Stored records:

- - - - - - -

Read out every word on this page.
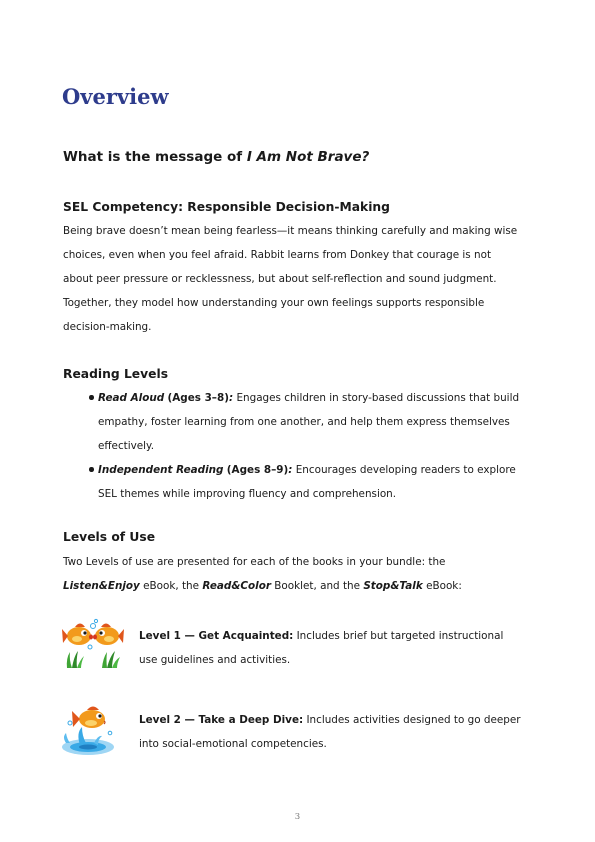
Overview
What is the message of I Am Not Brave?
SEL Competency: Responsible Decision-Making
Being brave doesn’t mean being fearless—it means thinking carefully and making wise
choices, even when you feel afraid. Rabbit learns from Donkey that courage is not
about peer pressure or recklessness, but about self-reflection and sound judgment.
Together, they model how understanding your own feelings supports responsible
decision-making.
Reading Levels
Read Aloud (Ages 3–8): Engages children in story-based discussions that build
empathy, foster learning from one another, and help them express themselves
effectively.
Independent Reading (Ages 8–9): Encourages developing readers to explore
SEL themes while improving fluency and comprehension.
Levels of Use
Two Levels of use are presented for each of the books in your bundle: the
Listen&Enjoy eBook, the Read&Color Booklet, and the Stop&Talk eBook:
Level 1 — Get Acquainted: Includes brief but targeted instructional
use guidelines and activities.
Level 2 — Take a Deep Dive: Includes activities designed to go deeper
into social-emotional competencies.
3
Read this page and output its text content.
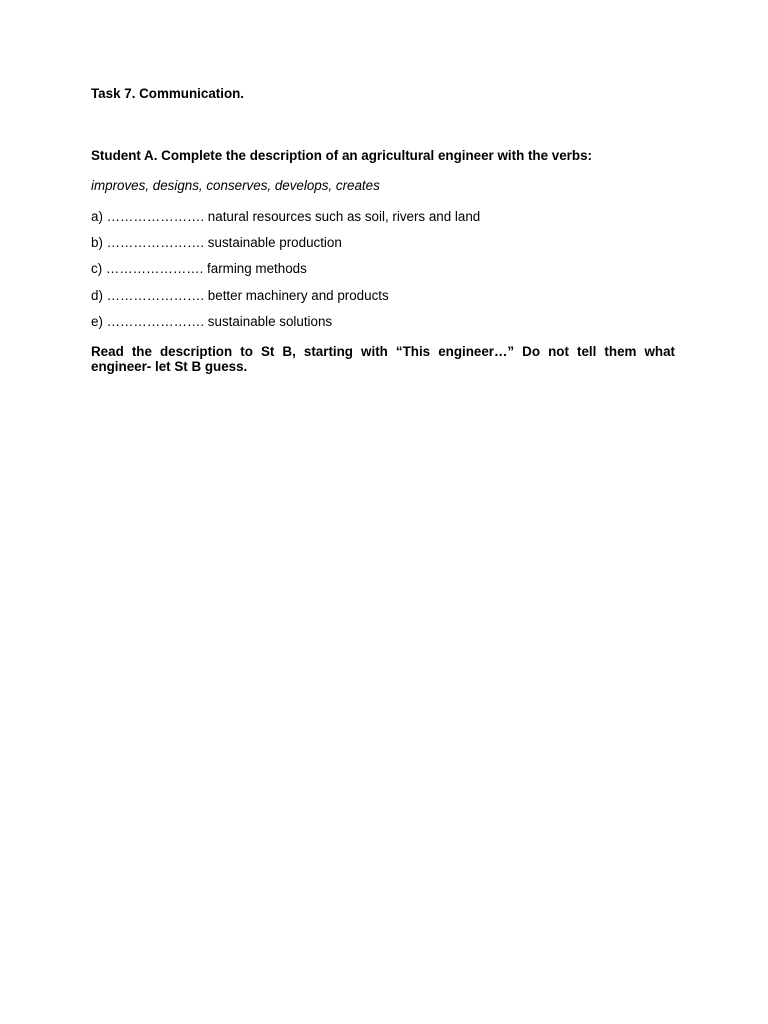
Task 7. Communication.

Student A. Complete the description of an agricultural engineer with the verbs:

improves, designs, conserves, develops, creates

a) …………………. natural resources such as soil, rivers and land
b) …………………. sustainable production
c) …………………. farming methods
d) …………………. better machinery and products
e) …………………. sustainable solutions

Read the description to St B, starting with “This engineer…” Do not tell them what engineer- let St B guess.
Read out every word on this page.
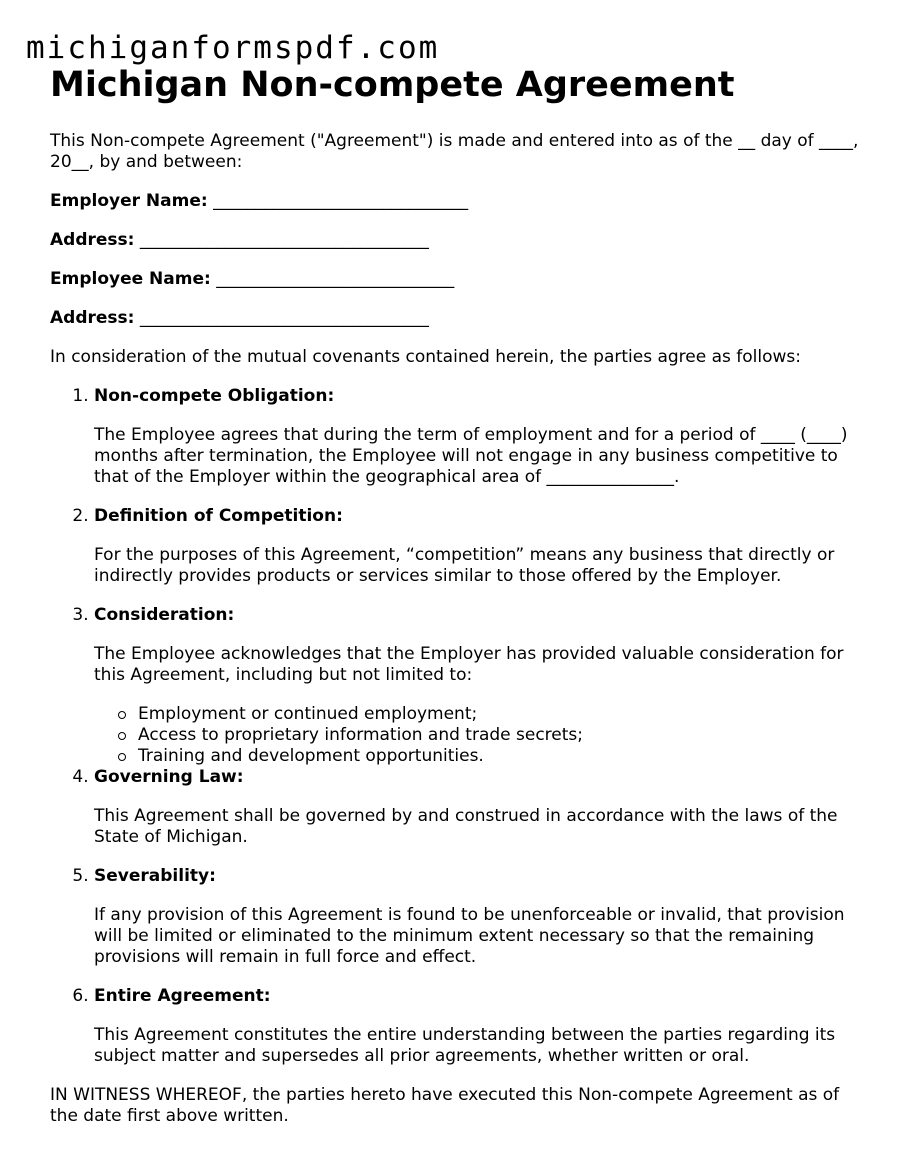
michiganformspdf.com
Michigan Non-compete Agreement

This Non-compete Agreement ("Agreement") is made and entered into as of the __ day of ____, 20__, by and between:

Employer Name: ______________________________

Address: __________________________________

Employee Name: ____________________________

Address: __________________________________

In consideration of the mutual covenants contained herein, the parties agree as follows:

1. Non-compete Obligation:

The Employee agrees that during the term of employment and for a period of ____ (____) months after termination, the Employee will not engage in any business competitive to that of the Employer within the geographical area of _______________.

2. Definition of Competition:

For the purposes of this Agreement, “competition” means any business that directly or indirectly provides products or services similar to those offered by the Employer.

3. Consideration:

The Employee acknowledges that the Employer has provided valuable consideration for this Agreement, including but not limited to:

Employment or continued employment;
Access to proprietary information and trade secrets;
Training and development opportunities.
4. Governing Law:

This Agreement shall be governed by and construed in accordance with the laws of the State of Michigan.

5. Severability:

If any provision of this Agreement is found to be unenforceable or invalid, that provision will be limited or eliminated to the minimum extent necessary so that the remaining provisions will remain in full force and effect.

6. Entire Agreement:

This Agreement constitutes the entire understanding between the parties regarding its subject matter and supersedes all prior agreements, whether written or oral.

IN WITNESS WHEREOF, the parties hereto have executed this Non-compete Agreement as of the date first above written.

- - - - - - -

=== Set task ===
Extract all lines that hold the word "from".

=== Output for this task ===
choices, even when you feel afraid. Rabbit learns from Donkey that courage is not
empathy, foster learning from one another, and help them express themselves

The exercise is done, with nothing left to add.